▶ [What to do]:
Retype every one of the rows below character for character, leaving out the pictures.

[Data taken from a collection]
-- Start --
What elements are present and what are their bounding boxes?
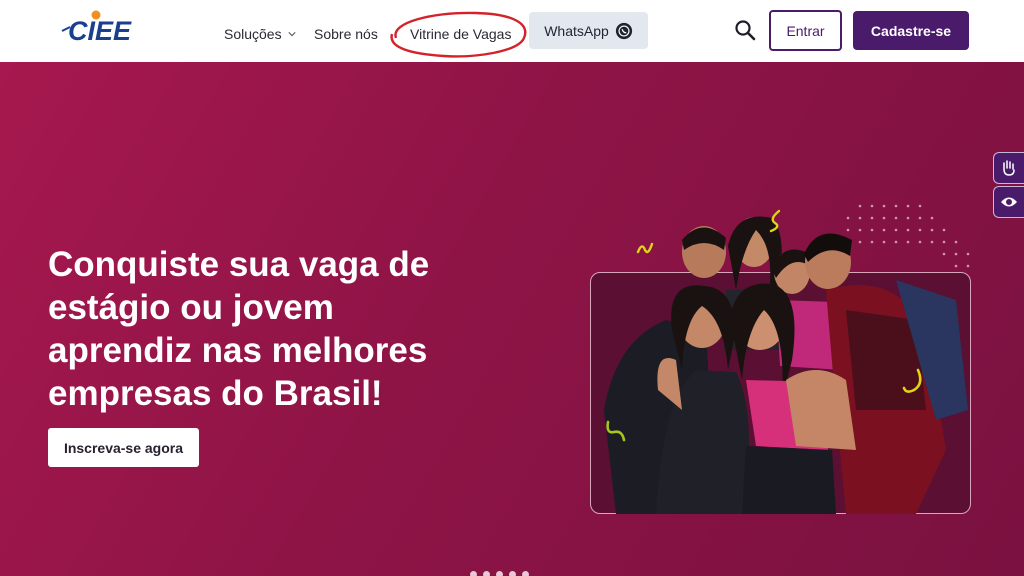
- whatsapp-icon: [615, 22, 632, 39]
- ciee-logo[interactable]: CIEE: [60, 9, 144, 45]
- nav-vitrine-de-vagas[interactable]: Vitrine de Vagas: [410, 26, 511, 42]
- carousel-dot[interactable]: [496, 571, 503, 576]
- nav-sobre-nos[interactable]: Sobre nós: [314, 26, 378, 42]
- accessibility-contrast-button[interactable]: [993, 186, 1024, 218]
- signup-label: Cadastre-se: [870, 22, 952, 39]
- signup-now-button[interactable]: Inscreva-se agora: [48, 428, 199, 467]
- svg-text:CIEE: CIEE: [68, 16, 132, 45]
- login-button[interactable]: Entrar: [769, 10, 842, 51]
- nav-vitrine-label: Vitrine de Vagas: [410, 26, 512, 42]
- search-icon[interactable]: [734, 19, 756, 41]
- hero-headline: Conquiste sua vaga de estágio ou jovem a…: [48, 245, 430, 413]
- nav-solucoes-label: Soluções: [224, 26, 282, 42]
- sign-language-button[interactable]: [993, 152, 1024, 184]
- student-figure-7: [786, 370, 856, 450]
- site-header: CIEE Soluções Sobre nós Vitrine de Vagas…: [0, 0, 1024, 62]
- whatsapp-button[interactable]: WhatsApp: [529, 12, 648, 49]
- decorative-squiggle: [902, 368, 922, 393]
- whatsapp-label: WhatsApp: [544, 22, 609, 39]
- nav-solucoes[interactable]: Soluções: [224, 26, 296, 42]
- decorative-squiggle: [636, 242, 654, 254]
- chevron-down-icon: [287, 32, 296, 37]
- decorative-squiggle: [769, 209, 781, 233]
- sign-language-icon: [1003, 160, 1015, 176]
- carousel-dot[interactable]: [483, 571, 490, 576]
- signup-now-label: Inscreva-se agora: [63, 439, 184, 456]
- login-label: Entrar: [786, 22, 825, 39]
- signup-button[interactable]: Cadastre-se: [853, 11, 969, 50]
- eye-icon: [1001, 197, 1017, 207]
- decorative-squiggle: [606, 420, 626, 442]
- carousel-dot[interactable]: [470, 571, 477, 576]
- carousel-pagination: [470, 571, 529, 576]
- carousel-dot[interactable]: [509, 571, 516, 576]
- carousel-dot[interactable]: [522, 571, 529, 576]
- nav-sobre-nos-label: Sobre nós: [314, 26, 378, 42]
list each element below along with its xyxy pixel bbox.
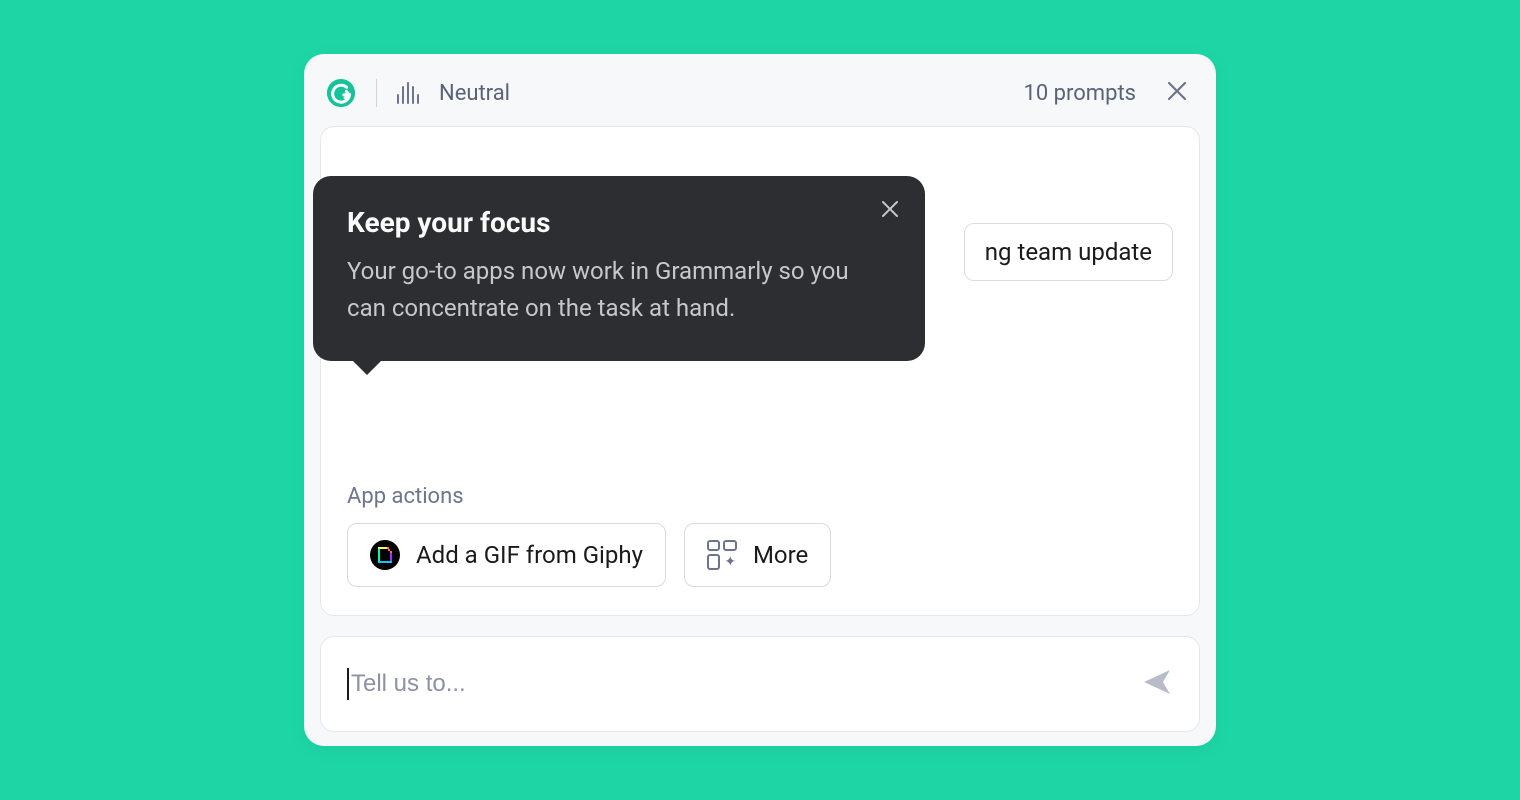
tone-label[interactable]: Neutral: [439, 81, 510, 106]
-- End --
▶ [Answer for this exercise]:
What elements are present and what are their bounding boxes?
- whatsapp-icon: [615, 22, 632, 39]
- ciee-logo[interactable]: CIEE: [60, 9, 144, 45]
- nav-vitrine-de-vagas[interactable]: Vitrine de Vagas: [410, 26, 511, 42]
- carousel-dot[interactable]: [496, 571, 503, 576]
- nav-sobre-nos[interactable]: Sobre nós: [314, 26, 378, 42]
- accessibility-contrast-button[interactable]: [993, 186, 1024, 218]
- signup-label: Cadastre-se: [870, 22, 952, 39]
- signup-now-button[interactable]: Inscreva-se agora: [48, 428, 199, 467]
- svg-text:CIEE: CIEE: [68, 16, 132, 45]
- login-button[interactable]: Entrar: [769, 10, 842, 51]
- nav-vitrine-label: Vitrine de Vagas: [410, 26, 512, 42]
- search-icon[interactable]: [734, 19, 756, 41]
- hero-headline: Conquiste sua vaga de estágio ou jovem a…: [48, 245, 430, 413]
- nav-solucoes-label: Soluções: [224, 26, 282, 42]
- sign-language-button[interactable]: [993, 152, 1024, 184]
- student-figure-7: [786, 370, 856, 450]
- site-header: CIEE Soluções Sobre nós Vitrine de Vagas…: [0, 0, 1024, 62]
- whatsapp-button[interactable]: WhatsApp: [529, 12, 648, 49]
- decorative-squiggle: [902, 368, 922, 393]
- whatsapp-label: WhatsApp: [544, 22, 609, 39]
- nav-solucoes[interactable]: Soluções: [224, 26, 296, 42]
- decorative-squiggle: [636, 242, 654, 254]
- chevron-down-icon: [287, 32, 296, 37]
- decorative-squiggle: [769, 209, 781, 233]
- sign-language-icon: [1003, 160, 1015, 176]
- carousel-dot[interactable]: [483, 571, 490, 576]
- signup-now-label: Inscreva-se agora: [63, 439, 184, 456]
- login-label: Entrar: [786, 22, 825, 39]
- signup-button[interactable]: Cadastre-se: [853, 11, 969, 50]
- eye-icon: [1001, 197, 1017, 207]
- decorative-squiggle: [606, 420, 626, 442]
- carousel-dot[interactable]: [470, 571, 477, 576]
- carousel-pagination: [470, 571, 529, 576]
- carousel-dot[interactable]: [509, 571, 516, 576]
- carousel-dot[interactable]: [522, 571, 529, 576]
- nav-sobre-nos-label: Sobre nós: [314, 26, 378, 42]
list each element below along with its xyxy pixel bbox.
tone-label[interactable]: Neutral: [439, 81, 510, 106]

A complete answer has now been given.